Records from a data collection
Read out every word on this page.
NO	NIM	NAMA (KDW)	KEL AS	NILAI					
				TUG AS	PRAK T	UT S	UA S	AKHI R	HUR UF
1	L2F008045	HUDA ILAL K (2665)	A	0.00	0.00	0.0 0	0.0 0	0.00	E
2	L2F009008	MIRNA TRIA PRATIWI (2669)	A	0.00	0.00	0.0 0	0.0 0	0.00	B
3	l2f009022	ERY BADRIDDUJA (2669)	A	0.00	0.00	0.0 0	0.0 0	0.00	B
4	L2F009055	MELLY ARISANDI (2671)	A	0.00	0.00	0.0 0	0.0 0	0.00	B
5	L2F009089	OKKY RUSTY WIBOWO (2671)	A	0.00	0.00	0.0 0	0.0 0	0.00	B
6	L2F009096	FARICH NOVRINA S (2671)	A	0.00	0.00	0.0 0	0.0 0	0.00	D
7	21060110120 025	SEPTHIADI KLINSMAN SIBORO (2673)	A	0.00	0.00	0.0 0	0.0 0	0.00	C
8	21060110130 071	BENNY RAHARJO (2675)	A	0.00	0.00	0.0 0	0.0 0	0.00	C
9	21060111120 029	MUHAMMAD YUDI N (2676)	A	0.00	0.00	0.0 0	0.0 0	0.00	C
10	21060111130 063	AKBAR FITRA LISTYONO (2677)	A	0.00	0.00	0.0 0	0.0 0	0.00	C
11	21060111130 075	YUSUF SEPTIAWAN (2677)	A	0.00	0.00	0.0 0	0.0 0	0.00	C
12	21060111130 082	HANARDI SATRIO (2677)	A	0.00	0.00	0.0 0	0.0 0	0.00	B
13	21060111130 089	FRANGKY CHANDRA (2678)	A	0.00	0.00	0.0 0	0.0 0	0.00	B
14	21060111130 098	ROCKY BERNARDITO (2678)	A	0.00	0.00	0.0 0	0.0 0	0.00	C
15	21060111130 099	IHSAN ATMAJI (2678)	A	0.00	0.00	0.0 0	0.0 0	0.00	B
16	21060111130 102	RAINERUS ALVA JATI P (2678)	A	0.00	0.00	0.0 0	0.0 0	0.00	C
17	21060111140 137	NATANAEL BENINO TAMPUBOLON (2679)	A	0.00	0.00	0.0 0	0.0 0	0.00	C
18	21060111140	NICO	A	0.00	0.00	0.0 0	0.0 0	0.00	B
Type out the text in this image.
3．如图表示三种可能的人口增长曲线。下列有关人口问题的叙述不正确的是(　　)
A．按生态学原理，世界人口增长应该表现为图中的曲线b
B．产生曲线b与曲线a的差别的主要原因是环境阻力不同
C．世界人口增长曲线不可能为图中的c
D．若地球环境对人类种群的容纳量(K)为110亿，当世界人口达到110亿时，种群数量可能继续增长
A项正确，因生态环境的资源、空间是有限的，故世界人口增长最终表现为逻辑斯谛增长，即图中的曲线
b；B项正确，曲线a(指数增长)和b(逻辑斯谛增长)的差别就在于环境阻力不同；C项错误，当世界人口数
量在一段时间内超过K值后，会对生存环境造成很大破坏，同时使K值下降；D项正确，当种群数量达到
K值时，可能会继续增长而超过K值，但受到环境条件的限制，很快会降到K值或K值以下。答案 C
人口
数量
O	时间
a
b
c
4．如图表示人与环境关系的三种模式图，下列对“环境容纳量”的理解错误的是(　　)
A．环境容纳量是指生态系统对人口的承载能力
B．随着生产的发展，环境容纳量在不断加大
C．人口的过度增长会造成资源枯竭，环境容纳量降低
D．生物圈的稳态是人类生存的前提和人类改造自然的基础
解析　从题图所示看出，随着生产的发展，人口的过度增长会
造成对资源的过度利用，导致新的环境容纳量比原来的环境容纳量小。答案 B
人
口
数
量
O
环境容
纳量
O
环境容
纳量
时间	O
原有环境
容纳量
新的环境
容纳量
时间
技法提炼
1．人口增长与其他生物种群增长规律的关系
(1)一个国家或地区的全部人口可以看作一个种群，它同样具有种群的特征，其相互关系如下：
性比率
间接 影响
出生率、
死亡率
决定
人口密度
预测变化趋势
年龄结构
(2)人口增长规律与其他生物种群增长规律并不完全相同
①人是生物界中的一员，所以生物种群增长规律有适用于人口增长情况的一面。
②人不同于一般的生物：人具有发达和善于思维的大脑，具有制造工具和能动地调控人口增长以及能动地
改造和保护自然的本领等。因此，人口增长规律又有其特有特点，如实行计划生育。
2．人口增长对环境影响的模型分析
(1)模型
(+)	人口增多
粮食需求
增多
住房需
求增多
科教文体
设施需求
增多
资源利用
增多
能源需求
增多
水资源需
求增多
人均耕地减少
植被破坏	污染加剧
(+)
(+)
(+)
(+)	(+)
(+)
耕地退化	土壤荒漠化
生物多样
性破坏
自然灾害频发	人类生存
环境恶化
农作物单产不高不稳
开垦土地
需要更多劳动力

GIVEN TASK:
Write the listing out again, exactly as shown above.

FINISHED EXERCISE:
Read out every word on this page.
NO	NIM	NAMA (KDW)	KEL AS	NILAI					
				TUG AS	PRAK T	UT S	UA S	AKHI R	HUR UF
1	L2F008045	HUDA ILAL K (2665)	A	0.00	0.00	0.0 0	0.0 0	0.00	E
2	L2F009008	MIRNA TRIA PRATIWI (2669)	A	0.00	0.00	0.0 0	0.0 0	0.00	B
3	l2f009022	ERY BADRIDDUJA (2669)	A	0.00	0.00	0.0 0	0.0 0	0.00	B
4	L2F009055	MELLY ARISANDI (2671)	A	0.00	0.00	0.0 0	0.0 0	0.00	B
5	L2F009089	OKKY RUSTY WIBOWO (2671)	A	0.00	0.00	0.0 0	0.0 0	0.00	B
6	L2F009096	FARICH NOVRINA S (2671)	A	0.00	0.00	0.0 0	0.0 0	0.00	D
7	21060110120 025	SEPTHIADI KLINSMAN SIBORO (2673)	A	0.00	0.00	0.0 0	0.0 0	0.00	C
8	21060110130 071	BENNY RAHARJO (2675)	A	0.00	0.00	0.0 0	0.0 0	0.00	C
9	21060111120 029	MUHAMMAD YUDI N (2676)	A	0.00	0.00	0.0 0	0.0 0	0.00	C
10	21060111130 063	AKBAR FITRA LISTYONO (2677)	A	0.00	0.00	0.0 0	0.0 0	0.00	C
11	21060111130 075	YUSUF SEPTIAWAN (2677)	A	0.00	0.00	0.0 0	0.0 0	0.00	C
12	21060111130 082	HANARDI SATRIO (2677)	A	0.00	0.00	0.0 0	0.0 0	0.00	B
13	21060111130 089	FRANGKY CHANDRA (2678)	A	0.00	0.00	0.0 0	0.0 0	0.00	B
14	21060111130 098	ROCKY BERNARDITO (2678)	A	0.00	0.00	0.0 0	0.0 0	0.00	C
15	21060111130 099	IHSAN ATMAJI (2678)	A	0.00	0.00	0.0 0	0.0 0	0.00	B
16	21060111130 102	RAINERUS ALVA JATI P (2678)	A	0.00	0.00	0.0 0	0.0 0	0.00	C
17	21060111140 137	NATANAEL BENINO TAMPUBOLON (2679)	A	0.00	0.00	0.0 0	0.0 0	0.00	C
18	21060111140	NICO	A	0.00	0.00	0.0 0	0.0 0	0.00	B
Type out the text in this image.
3．如图表示三种可能的人口增长曲线。下列有关人口问题的叙述不正确的是(　　)
A．按生态学原理，世界人口增长应该表现为图中的曲线b
B．产生曲线b与曲线a的差别的主要原因是环境阻力不同
C．世界人口增长曲线不可能为图中的c
D．若地球环境对人类种群的容纳量(K)为110亿，当世界人口达到110亿时，种群数量可能继续增长
A项正确，因生态环境的资源、空间是有限的，故世界人口增长最终表现为逻辑斯谛增长，即图中的曲线
b；B项正确，曲线a(指数增长)和b(逻辑斯谛增长)的差别就在于环境阻力不同；C项错误，当世界人口数
量在一段时间内超过K值后，会对生存环境造成很大破坏，同时使K值下降；D项正确，当种群数量达到
K值时，可能会继续增长而超过K值，但受到环境条件的限制，很快会降到K值或K值以下。答案 C
人口
数量
O	时间
a
b
c
4．如图表示人与环境关系的三种模式图，下列对“环境容纳量”的理解错误的是(　　)
A．环境容纳量是指生态系统对人口的承载能力
B．随着生产的发展，环境容纳量在不断加大
C．人口的过度增长会造成资源枯竭，环境容纳量降低
D．生物圈的稳态是人类生存的前提和人类改造自然的基础
解析　从题图所示看出，随着生产的发展，人口的过度增长会
造成对资源的过度利用，导致新的环境容纳量比原来的环境容纳量小。答案 B
人
口
数
量
O
环境容
纳量
O
环境容
纳量
时间	O
原有环境
容纳量
新的环境
容纳量
时间
技法提炼
1．人口增长与其他生物种群增长规律的关系
(1)一个国家或地区的全部人口可以看作一个种群，它同样具有种群的特征，其相互关系如下：
性比率
间接 影响
出生率、
死亡率
决定
人口密度
预测变化趋势
年龄结构
(2)人口增长规律与其他生物种群增长规律并不完全相同
①人是生物界中的一员，所以生物种群增长规律有适用于人口增长情况的一面。
②人不同于一般的生物：人具有发达和善于思维的大脑，具有制造工具和能动地调控人口增长以及能动地
改造和保护自然的本领等。因此，人口增长规律又有其特有特点，如实行计划生育。
2．人口增长对环境影响的模型分析
(1)模型
(+)	人口增多
粮食需求
增多
住房需
求增多
科教文体
设施需求
增多
资源利用
增多
能源需求
增多
水资源需
求增多
人均耕地减少
植被破坏	污染加剧
(+)
(+)
(+)
(+)	(+)
(+)
耕地退化	土壤荒漠化
生物多样
性破坏
自然灾害频发	人类生存
环境恶化
农作物单产不高不稳
开垦土地
需要更多劳动力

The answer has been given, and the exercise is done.